## Short task
Convert the items, starting at the first line and ending at the line that contains "nav-item-about[interactable]: О КОМПАНИИ", into a JSON list of strings with one string per line. Leave out blank lines.

# Start of Recorded information

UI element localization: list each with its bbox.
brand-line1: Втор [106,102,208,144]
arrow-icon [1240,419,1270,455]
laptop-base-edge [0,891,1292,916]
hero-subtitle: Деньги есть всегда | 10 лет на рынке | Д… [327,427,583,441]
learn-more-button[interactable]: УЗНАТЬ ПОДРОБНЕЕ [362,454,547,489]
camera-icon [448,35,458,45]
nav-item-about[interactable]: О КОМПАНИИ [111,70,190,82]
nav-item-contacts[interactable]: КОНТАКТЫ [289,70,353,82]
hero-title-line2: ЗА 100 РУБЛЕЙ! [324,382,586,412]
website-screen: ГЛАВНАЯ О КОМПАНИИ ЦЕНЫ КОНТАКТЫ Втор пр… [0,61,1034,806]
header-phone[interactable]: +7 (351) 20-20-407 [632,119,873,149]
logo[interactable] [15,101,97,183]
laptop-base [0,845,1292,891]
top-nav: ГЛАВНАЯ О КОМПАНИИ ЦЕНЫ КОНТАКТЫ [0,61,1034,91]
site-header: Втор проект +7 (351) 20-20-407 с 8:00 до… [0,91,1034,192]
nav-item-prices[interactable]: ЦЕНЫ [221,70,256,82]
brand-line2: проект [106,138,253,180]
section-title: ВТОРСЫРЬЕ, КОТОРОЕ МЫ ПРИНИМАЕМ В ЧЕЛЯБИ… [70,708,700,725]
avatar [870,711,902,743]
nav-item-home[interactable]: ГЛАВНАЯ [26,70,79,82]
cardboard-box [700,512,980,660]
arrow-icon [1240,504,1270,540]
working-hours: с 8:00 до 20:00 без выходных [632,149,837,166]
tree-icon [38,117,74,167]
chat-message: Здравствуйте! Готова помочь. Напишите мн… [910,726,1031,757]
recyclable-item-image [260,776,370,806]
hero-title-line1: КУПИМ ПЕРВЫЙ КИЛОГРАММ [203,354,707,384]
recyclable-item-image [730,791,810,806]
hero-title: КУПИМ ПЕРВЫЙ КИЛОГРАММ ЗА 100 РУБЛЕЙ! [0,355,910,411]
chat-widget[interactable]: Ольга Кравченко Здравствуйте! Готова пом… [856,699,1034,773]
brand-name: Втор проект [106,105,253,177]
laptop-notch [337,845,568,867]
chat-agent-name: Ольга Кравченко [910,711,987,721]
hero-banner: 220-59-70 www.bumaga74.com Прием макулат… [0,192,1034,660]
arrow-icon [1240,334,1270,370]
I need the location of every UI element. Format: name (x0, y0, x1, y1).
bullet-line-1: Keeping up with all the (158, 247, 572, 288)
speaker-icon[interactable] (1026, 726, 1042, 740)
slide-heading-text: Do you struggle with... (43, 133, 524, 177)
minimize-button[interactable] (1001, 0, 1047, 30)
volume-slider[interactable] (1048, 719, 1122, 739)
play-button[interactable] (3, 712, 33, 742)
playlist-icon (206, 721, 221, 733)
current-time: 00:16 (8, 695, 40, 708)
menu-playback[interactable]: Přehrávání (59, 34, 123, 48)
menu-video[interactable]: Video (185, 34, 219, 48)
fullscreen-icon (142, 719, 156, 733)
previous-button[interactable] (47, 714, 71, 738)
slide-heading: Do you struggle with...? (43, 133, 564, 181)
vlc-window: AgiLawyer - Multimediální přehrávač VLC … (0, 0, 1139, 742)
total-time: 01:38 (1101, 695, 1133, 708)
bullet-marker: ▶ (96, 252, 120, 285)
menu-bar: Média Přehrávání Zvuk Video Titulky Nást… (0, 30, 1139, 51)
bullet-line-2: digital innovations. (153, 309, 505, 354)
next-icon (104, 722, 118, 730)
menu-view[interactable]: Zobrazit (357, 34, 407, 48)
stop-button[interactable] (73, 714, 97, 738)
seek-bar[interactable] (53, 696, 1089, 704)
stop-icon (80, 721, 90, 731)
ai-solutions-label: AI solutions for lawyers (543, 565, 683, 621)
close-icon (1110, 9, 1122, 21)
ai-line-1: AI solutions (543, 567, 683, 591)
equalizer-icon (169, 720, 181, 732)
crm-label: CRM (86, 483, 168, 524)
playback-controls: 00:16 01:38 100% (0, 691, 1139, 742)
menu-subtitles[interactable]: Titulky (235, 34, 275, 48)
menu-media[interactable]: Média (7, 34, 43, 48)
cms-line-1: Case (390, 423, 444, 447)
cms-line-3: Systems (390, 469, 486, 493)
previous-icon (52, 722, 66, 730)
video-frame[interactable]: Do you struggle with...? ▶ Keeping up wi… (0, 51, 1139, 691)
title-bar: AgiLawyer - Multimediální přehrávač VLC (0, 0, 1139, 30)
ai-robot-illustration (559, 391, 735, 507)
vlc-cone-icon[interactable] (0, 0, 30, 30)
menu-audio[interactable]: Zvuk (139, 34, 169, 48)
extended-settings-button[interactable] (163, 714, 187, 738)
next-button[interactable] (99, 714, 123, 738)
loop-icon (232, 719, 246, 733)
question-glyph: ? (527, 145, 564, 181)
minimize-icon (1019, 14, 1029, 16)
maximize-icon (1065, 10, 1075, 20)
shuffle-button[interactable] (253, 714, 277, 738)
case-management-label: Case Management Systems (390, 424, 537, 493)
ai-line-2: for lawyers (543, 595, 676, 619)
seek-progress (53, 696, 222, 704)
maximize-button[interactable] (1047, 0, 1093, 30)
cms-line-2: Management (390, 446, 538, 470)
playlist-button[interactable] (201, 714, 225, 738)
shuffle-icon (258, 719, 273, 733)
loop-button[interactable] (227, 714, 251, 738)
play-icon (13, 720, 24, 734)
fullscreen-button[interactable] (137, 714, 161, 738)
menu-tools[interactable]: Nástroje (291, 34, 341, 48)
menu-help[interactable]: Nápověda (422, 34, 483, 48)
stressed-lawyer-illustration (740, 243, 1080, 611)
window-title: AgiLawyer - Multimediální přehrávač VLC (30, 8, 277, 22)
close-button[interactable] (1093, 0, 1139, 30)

# End of Recorded information

## Task result
[
  "UI element localization: list each with its bbox.",
  "brand-line1: Втор [106,102,208,144]",
  "arrow-icon [1240,419,1270,455]",
  "laptop-base-edge [0,891,1292,916]",
  "hero-subtitle: Деньги есть всегда | 10 лет на рынке | Д… [327,427,583,441]",
  "learn-more-button[interactable]: УЗНАТЬ ПОДРОБНЕЕ [362,454,547,489]",
  "camera-icon [448,35,458,45]",
  "nav-item-about[interactable]: О КОМПАНИИ [111,70,190,82]"
]